━━━ Source document

Product Market Link Prediction#
A hidden connection is stronger than an obvious one - Heraclitus
Link prediction in network analysis seeks to infer missing or future connections between nodes based on observed relationships. In the context of product markets, firms are interconnected through shared product similarities and competitive interactions. We construct firm networks from text-based product market similarity data, and explore the application of several link prediction algorithms. Additionally, accuracy metrics such as precision-recall and ROC curves are examined to assess the performance of these predictions.
# By: Terence Lim, 2020-2025 (terence-lim.github.io)
import zipfile
import io
import numpy as np
import pandas as pd
from pandas import DataFrame, Series
from sklearn import metrics
import matplotlib.pyplot as plt
import networkx as nx
from finds.database import SQL, RedisDB
from finds.structured import CRSP, BusDay, PSTAT
from finds.readers import requests_get
from finds.recipes import graph_info
from secret import credentials, paths
# %matplotlib qt
VERBOSE = 0
sql = SQL(**credentials['sql'], verbose=VERBOSE)

━━━━━━

**Directions for this task**: Pick up the product market link prediction page from its last line and continue it.

━━━ Data section

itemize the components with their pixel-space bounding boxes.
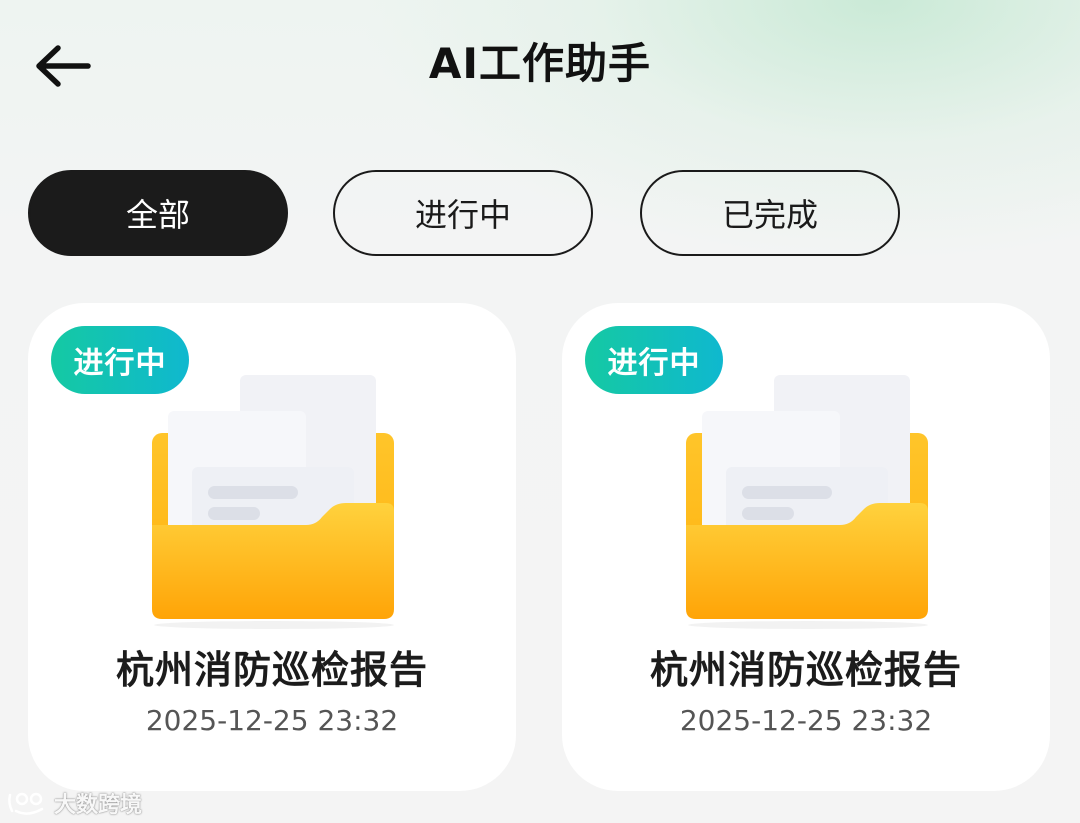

━━━━━━

**Task response**:
bd = BusDay(sql, verbose=VERBOSE)
rdb = RedisDB(**credentials['redis'])
pstat = PSTAT(sql, bd, verbose=VERBOSE)
crsp = CRSP(sql, bd, rdb, verbose=VERBOSE)
Product market linkages#
Hoberg and Phillips (2016) developed a text-based measure of firm similarity by analyzing product descriptions in 10-K filings. Their methodology constructs firm-by-firm similarity scores using word vectors, filtering out common words and focusing on nouns and proper nouns while excluding geographic terms. This approach captures shifts in product markets over time, as revealed by their business descriptions in annual company filings.
The TNIC-3 dataset is calibrated to align with the granularity of three-digit SIC codes, providing a structured industry classification. The TNIC-2 dataset represents a more comprehensive version, including all firm pairs, even those with weak relationships.
Source: Hoberg and Phillips Industry Classification
The TNIC-2 and TNIC-3 datasets are retrieved from the Hoberg and Phillips website.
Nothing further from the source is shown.